### Task inputs
======

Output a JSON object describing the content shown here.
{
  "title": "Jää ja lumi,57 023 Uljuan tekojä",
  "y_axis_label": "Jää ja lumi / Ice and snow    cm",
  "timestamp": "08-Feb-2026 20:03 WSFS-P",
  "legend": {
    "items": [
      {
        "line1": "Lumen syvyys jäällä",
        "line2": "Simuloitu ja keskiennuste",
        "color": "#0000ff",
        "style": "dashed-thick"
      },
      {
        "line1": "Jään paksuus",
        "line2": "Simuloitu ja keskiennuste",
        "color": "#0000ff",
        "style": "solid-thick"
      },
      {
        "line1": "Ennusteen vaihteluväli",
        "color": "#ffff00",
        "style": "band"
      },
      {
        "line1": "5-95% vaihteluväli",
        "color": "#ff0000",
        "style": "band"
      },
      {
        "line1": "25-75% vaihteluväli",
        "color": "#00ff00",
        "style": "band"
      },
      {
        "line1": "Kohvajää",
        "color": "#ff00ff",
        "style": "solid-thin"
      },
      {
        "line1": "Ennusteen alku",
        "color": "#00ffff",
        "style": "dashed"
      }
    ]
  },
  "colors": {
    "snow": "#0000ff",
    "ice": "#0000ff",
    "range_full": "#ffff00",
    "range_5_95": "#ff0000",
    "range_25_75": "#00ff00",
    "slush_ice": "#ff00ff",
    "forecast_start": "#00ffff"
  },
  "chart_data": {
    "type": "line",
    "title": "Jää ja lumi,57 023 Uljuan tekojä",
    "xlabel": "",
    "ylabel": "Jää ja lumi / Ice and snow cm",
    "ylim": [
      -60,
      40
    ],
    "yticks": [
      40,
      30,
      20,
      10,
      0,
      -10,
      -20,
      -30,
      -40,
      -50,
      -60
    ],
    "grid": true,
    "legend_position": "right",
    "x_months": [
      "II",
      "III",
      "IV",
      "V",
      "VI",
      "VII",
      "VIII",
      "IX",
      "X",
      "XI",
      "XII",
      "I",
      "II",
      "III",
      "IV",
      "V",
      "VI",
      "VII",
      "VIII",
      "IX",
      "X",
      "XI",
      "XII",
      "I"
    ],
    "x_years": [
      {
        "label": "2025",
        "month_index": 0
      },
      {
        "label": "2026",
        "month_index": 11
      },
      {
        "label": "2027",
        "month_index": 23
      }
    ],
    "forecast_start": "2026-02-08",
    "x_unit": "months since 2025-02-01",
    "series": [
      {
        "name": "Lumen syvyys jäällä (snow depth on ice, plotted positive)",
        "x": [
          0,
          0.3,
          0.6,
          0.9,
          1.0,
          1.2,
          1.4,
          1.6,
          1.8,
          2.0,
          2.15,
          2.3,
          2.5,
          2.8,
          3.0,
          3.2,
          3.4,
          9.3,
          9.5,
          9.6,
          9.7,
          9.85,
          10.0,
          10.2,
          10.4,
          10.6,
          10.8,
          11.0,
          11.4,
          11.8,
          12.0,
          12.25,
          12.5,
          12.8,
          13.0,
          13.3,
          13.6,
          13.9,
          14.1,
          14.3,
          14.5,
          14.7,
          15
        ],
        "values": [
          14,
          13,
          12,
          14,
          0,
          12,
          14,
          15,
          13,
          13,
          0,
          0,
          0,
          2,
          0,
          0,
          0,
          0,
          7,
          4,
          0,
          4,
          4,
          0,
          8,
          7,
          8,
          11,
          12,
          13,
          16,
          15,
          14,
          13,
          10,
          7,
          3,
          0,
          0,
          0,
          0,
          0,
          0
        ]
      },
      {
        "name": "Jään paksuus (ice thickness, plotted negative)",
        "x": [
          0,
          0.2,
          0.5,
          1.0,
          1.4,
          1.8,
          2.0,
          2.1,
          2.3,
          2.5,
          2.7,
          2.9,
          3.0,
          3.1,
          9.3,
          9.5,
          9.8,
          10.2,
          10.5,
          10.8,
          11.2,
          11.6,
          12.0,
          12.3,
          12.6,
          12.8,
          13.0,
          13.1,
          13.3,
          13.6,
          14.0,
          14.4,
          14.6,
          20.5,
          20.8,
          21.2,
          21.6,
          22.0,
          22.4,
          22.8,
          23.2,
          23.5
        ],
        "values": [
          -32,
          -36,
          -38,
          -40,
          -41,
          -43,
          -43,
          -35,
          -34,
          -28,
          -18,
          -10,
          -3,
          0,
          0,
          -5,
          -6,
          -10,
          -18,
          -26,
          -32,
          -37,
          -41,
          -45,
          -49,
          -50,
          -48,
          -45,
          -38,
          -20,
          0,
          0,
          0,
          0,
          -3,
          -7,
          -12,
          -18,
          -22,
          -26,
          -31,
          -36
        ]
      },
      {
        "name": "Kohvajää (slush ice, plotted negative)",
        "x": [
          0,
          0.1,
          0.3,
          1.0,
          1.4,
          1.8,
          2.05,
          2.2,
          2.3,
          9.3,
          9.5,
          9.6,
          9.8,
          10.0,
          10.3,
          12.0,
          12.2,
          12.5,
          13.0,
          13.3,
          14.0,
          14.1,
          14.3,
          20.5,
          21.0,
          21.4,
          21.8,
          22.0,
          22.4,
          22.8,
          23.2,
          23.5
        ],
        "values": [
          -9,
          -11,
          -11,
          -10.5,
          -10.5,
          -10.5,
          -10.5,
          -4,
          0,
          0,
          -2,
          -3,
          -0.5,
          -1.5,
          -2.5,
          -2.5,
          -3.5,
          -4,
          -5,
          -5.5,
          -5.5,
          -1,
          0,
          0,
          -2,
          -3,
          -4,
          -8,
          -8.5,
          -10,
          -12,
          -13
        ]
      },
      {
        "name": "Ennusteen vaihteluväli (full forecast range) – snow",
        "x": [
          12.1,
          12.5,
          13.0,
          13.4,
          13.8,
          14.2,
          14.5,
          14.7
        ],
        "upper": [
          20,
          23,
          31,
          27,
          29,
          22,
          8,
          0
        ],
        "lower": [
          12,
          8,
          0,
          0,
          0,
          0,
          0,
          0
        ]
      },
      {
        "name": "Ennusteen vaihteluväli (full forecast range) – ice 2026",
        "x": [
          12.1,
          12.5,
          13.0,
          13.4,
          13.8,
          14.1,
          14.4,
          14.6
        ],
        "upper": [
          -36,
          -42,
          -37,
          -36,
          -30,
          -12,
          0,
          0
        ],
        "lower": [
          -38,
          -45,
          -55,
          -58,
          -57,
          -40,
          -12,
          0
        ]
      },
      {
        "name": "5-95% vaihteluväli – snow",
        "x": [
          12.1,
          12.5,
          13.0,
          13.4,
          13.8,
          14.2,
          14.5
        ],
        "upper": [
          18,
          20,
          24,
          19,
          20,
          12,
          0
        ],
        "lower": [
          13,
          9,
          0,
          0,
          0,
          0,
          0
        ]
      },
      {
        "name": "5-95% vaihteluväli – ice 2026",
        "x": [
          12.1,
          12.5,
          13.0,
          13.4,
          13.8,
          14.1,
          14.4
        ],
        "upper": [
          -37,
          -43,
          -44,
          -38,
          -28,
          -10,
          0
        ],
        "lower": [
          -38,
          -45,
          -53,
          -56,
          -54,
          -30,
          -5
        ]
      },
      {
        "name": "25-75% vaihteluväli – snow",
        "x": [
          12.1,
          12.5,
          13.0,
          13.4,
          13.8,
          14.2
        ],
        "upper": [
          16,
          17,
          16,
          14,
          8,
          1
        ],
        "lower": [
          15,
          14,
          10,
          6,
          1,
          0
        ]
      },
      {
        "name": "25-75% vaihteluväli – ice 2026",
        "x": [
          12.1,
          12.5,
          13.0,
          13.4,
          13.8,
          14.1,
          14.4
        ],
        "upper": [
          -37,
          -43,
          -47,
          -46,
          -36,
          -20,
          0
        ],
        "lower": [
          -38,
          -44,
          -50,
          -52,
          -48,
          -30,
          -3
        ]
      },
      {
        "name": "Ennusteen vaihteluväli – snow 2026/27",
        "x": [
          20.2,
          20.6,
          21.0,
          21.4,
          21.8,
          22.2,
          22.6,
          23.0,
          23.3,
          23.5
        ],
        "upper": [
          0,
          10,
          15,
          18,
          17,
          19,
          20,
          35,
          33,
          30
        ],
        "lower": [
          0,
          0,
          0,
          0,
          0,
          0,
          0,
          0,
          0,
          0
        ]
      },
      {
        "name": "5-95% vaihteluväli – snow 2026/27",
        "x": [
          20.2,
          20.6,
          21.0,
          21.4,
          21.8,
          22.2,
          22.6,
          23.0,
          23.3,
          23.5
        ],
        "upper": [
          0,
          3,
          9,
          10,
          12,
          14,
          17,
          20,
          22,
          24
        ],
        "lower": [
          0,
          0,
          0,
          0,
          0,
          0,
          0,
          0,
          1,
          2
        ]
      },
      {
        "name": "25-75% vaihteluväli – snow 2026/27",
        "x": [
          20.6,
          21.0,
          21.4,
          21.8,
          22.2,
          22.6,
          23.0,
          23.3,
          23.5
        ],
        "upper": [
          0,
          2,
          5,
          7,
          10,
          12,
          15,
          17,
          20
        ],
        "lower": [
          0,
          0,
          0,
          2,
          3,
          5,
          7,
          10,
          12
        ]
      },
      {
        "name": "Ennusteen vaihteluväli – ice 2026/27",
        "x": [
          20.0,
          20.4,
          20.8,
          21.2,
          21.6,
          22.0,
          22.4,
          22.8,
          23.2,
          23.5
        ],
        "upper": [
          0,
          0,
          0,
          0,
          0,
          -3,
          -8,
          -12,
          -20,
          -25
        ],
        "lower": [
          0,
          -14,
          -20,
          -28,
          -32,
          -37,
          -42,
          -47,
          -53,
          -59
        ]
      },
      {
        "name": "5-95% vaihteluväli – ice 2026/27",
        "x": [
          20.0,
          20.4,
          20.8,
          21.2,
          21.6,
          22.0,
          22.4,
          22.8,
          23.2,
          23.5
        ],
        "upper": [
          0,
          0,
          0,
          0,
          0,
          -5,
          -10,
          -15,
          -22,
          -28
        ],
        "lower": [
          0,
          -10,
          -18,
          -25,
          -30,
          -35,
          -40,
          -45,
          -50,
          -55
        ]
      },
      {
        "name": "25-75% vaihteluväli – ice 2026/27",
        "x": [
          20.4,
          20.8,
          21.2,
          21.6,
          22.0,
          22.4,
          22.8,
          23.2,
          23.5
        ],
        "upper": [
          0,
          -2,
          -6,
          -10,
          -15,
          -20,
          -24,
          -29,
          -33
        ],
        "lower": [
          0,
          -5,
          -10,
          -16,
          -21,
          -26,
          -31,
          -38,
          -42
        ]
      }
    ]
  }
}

======

Reply with only the number of lines in the material above where the string "jäällä" appears.

### In response
2